[What to work on]
Check each line of the data for "this" and select those that have it.

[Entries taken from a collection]
+---+

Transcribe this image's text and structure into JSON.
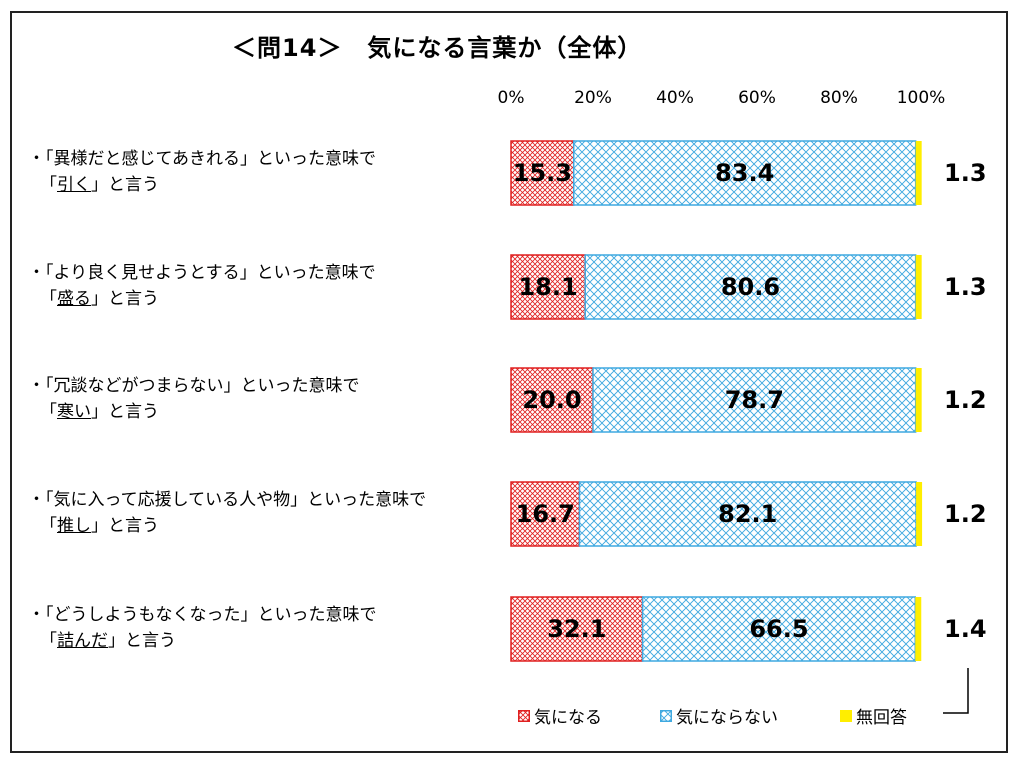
{
  "title": "＜問14＞　気になる言葉か（全体）",
  "legend": {
    "a": "気になる",
    "b": "気にならない",
    "c": "無回答"
  },
  "colors": {
    "a_line": "#e02020",
    "b_line": "#3fa9e0",
    "c_fill": "#ffee00"
  },
  "chart_data": {
    "type": "bar",
    "orientation": "horizontal",
    "stacked": "100%",
    "x_ticks": [
      "0%",
      "20%",
      "40%",
      "60%",
      "80%",
      "100%"
    ],
    "xlim": [
      0,
      100
    ],
    "categories": [
      {
        "line1": "・「異様だと感じてあきれる」といった意味で",
        "pre": "「",
        "word": "引く",
        "post": "」と言う"
      },
      {
        "line1": "・「より良く見せようとする」といった意味で",
        "pre": "「",
        "word": "盛る",
        "post": "」と言う"
      },
      {
        "line1": "・「冗談などがつまらない」といった意味で",
        "pre": "「",
        "word": "寒い",
        "post": "」と言う"
      },
      {
        "line1": "・「気に入って応援している人や物」といった意味で",
        "pre": "「",
        "word": "推し",
        "post": "」と言う"
      },
      {
        "line1": "・「どうしようもなくなった」といった意味で",
        "pre": "「",
        "word": "詰んだ",
        "post": "」と言う"
      }
    ],
    "series": [
      {
        "name": "気になる",
        "values": [
          15.3,
          18.1,
          20.0,
          16.7,
          32.1
        ],
        "labels": [
          "15.3",
          "18.1",
          "20.0",
          "16.7",
          "32.1"
        ]
      },
      {
        "name": "気にならない",
        "values": [
          83.4,
          80.6,
          78.7,
          82.1,
          66.5
        ],
        "labels": [
          "83.4",
          "80.6",
          "78.7",
          "82.1",
          "66.5"
        ]
      },
      {
        "name": "無回答",
        "values": [
          1.3,
          1.3,
          1.2,
          1.2,
          1.4
        ],
        "labels": [
          "1.3",
          "1.3",
          "1.2",
          "1.2",
          "1.4"
        ]
      }
    ]
  }
}
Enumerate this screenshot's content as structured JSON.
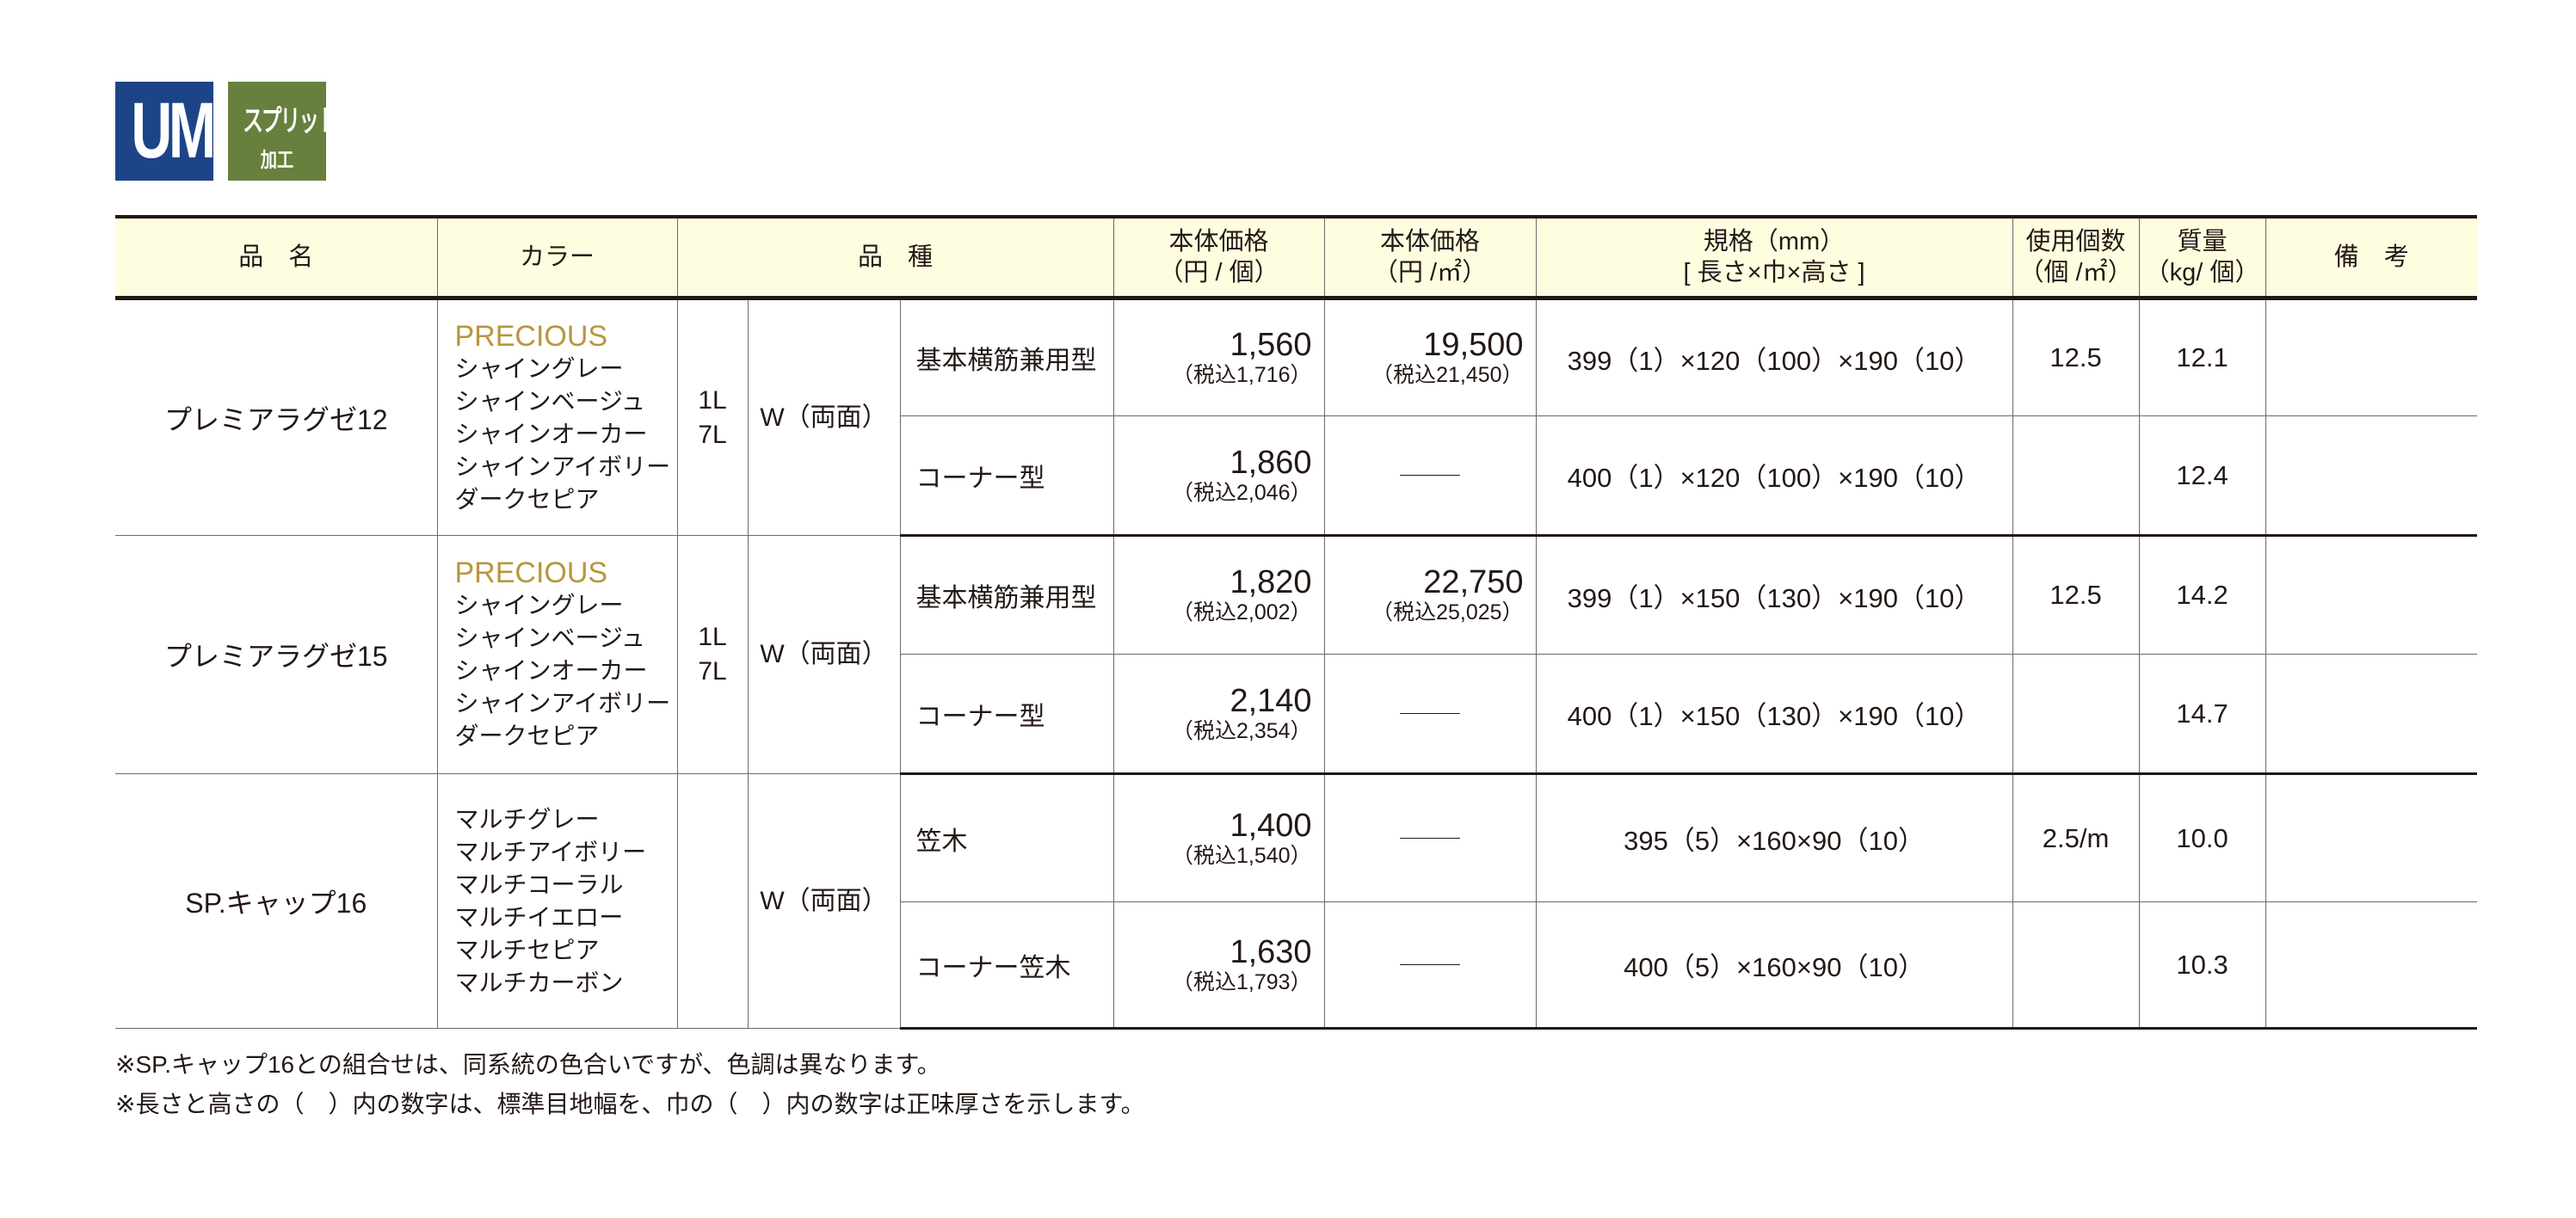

+---+

[Complete answer]
Transcribe this image's text and structure into JSON.
Enumerate this screenshot's content as structured JSON.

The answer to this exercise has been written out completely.